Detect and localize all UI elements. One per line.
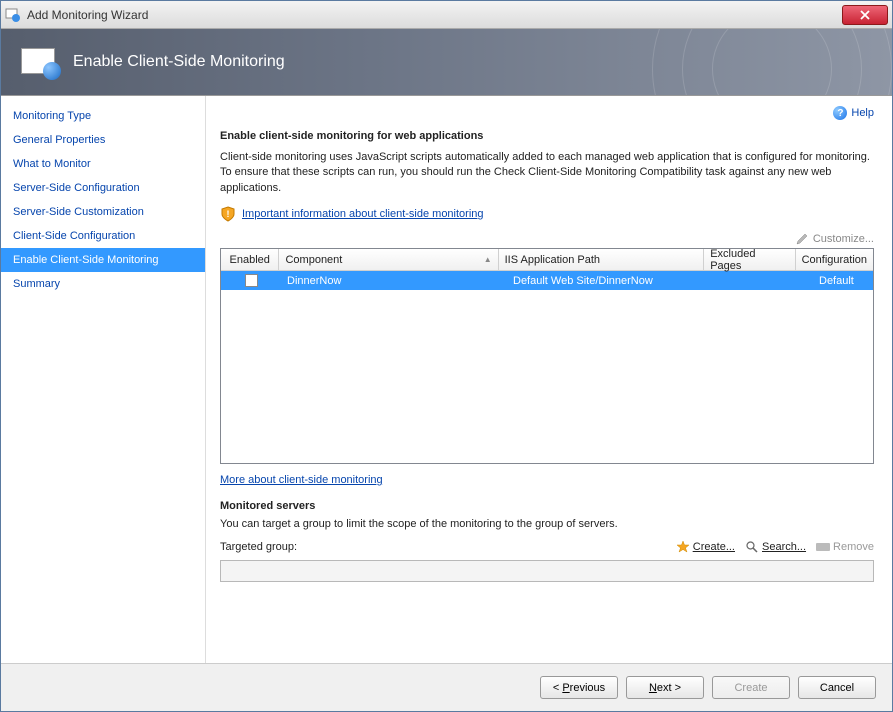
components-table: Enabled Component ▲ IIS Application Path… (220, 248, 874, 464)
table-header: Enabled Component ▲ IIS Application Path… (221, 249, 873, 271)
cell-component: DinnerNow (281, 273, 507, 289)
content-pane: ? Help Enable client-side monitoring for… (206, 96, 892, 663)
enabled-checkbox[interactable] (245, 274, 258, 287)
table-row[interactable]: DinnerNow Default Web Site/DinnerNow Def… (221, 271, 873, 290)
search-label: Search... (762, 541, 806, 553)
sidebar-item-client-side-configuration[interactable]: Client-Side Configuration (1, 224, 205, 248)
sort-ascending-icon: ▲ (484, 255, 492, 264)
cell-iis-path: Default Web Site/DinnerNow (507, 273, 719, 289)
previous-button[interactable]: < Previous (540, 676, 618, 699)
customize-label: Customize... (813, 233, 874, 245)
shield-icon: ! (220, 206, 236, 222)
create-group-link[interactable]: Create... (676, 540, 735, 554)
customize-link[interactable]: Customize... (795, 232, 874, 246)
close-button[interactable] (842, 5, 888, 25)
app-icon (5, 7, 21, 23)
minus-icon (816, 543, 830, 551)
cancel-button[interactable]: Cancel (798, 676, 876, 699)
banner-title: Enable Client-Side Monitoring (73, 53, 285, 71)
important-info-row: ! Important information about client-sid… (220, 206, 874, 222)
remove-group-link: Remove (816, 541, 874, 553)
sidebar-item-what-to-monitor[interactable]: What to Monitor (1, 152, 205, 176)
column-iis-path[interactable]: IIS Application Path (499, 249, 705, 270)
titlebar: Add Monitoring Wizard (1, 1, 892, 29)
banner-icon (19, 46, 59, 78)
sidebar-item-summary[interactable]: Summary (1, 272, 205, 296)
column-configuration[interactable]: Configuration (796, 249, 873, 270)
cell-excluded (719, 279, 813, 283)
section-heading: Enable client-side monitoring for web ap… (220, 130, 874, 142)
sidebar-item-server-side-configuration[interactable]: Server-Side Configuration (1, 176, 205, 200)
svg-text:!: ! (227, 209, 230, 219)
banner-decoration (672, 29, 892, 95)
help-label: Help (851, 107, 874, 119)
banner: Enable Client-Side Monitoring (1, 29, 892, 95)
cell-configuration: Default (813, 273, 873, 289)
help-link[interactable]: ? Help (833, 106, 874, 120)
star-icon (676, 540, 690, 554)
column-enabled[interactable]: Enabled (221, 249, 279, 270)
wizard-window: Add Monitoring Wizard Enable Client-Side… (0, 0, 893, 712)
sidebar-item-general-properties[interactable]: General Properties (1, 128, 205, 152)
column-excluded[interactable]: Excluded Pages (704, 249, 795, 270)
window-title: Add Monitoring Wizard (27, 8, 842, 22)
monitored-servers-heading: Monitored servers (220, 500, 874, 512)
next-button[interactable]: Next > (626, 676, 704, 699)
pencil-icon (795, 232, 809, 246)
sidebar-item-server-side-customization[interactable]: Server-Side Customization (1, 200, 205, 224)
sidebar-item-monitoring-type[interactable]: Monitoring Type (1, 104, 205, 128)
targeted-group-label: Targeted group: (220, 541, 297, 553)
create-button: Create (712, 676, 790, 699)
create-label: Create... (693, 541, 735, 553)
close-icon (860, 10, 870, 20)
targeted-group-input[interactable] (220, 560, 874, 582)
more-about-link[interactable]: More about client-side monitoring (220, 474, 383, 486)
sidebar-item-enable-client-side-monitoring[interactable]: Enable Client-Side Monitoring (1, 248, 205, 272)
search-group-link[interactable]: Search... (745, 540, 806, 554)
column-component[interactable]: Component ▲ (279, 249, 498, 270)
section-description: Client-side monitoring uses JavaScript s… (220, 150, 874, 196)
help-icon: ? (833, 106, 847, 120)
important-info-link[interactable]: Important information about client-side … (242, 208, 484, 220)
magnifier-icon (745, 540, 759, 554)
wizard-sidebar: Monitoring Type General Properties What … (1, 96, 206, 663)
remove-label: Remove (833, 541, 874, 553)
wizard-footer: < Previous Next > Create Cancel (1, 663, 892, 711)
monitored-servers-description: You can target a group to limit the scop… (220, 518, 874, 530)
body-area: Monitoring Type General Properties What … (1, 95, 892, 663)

▬▬▬▬▬▬▬▬▬▬

__Your instructions__: Reproduce every line of the records above word for word, but leave out the pictures.

__Exercise output__:
Detect and localize all UI elements. One per line.
components-table: Enabled Component ▲ IIS Application Path… (220, 248, 874, 464)
table-header: Enabled Component ▲ IIS Application Path… (221, 249, 873, 271)
cell-component: DinnerNow (281, 273, 507, 289)
content-pane: ? Help Enable client-side monitoring for… (206, 96, 892, 663)
enabled-checkbox[interactable] (245, 274, 258, 287)
table-row[interactable]: DinnerNow Default Web Site/DinnerNow Def… (221, 271, 873, 290)
search-label: Search... (762, 541, 806, 553)
sidebar-item-client-side-configuration[interactable]: Client-Side Configuration (1, 224, 205, 248)
sort-ascending-icon: ▲ (484, 255, 492, 264)
cell-iis-path: Default Web Site/DinnerNow (507, 273, 719, 289)
previous-button[interactable]: < Previous (540, 676, 618, 699)
customize-label: Customize... (813, 233, 874, 245)
shield-icon: ! (220, 206, 236, 222)
create-group-link[interactable]: Create... (676, 540, 735, 554)
customize-link[interactable]: Customize... (795, 232, 874, 246)
close-button[interactable] (842, 5, 888, 25)
app-icon (5, 7, 21, 23)
minus-icon (816, 543, 830, 551)
cancel-button[interactable]: Cancel (798, 676, 876, 699)
banner-title: Enable Client-Side Monitoring (73, 53, 285, 71)
important-info-row: ! Important information about client-sid… (220, 206, 874, 222)
remove-group-link: Remove (816, 541, 874, 553)
sidebar-item-what-to-monitor[interactable]: What to Monitor (1, 152, 205, 176)
column-iis-path[interactable]: IIS Application Path (499, 249, 705, 270)
titlebar: Add Monitoring Wizard (1, 1, 892, 29)
banner-icon (19, 46, 59, 78)
sidebar-item-summary[interactable]: Summary (1, 272, 205, 296)
column-configuration[interactable]: Configuration (796, 249, 873, 270)
cell-excluded (719, 279, 813, 283)
section-heading: Enable client-side monitoring for web ap… (220, 130, 874, 142)
sidebar-item-server-side-configuration[interactable]: Server-Side Configuration (1, 176, 205, 200)
svg-text:!: ! (227, 209, 230, 219)
banner-decoration (672, 29, 892, 95)
help-label: Help (851, 107, 874, 119)
banner: Enable Client-Side Monitoring (1, 29, 892, 95)
cell-configuration: Default (813, 273, 873, 289)
help-link[interactable]: ? Help (833, 106, 874, 120)
star-icon (676, 540, 690, 554)
column-enabled[interactable]: Enabled (221, 249, 279, 270)
wizard-window: Add Monitoring Wizard Enable Client-Side… (0, 0, 893, 712)
sidebar-item-general-properties[interactable]: General Properties (1, 128, 205, 152)
column-excluded[interactable]: Excluded Pages (704, 249, 795, 270)
window-title: Add Monitoring Wizard (27, 8, 842, 22)
monitored-servers-heading: Monitored servers (220, 500, 874, 512)
next-button[interactable]: Next > (626, 676, 704, 699)
pencil-icon (795, 232, 809, 246)
sidebar-item-server-side-customization[interactable]: Server-Side Customization (1, 200, 205, 224)
sidebar-item-monitoring-type[interactable]: Monitoring Type (1, 104, 205, 128)
targeted-group-label: Targeted group: (220, 541, 297, 553)
create-button: Create (712, 676, 790, 699)
create-label: Create... (693, 541, 735, 553)
close-icon (860, 10, 870, 20)
targeted-group-input[interactable] (220, 560, 874, 582)
more-about-link[interactable]: More about client-side monitoring (220, 474, 383, 486)
sidebar-item-enable-client-side-monitoring[interactable]: Enable Client-Side Monitoring (1, 248, 205, 272)
search-group-link[interactable]: Search... (745, 540, 806, 554)
column-component[interactable]: Component ▲ (279, 249, 498, 270)
section-description: Client-side monitoring uses JavaScript s… (220, 150, 874, 196)
help-icon: ? (833, 106, 847, 120)
important-info-link[interactable]: Important information about client-side … (242, 208, 484, 220)
magnifier-icon (745, 540, 759, 554)
wizard-sidebar: Monitoring Type General Properties What … (1, 96, 206, 663)
remove-label: Remove (833, 541, 874, 553)
wizard-footer: < Previous Next > Create Cancel (1, 663, 892, 711)
monitored-servers-description: You can target a group to limit the scop… (220, 518, 874, 530)
body-area: Monitoring Type General Properties What … (1, 95, 892, 663)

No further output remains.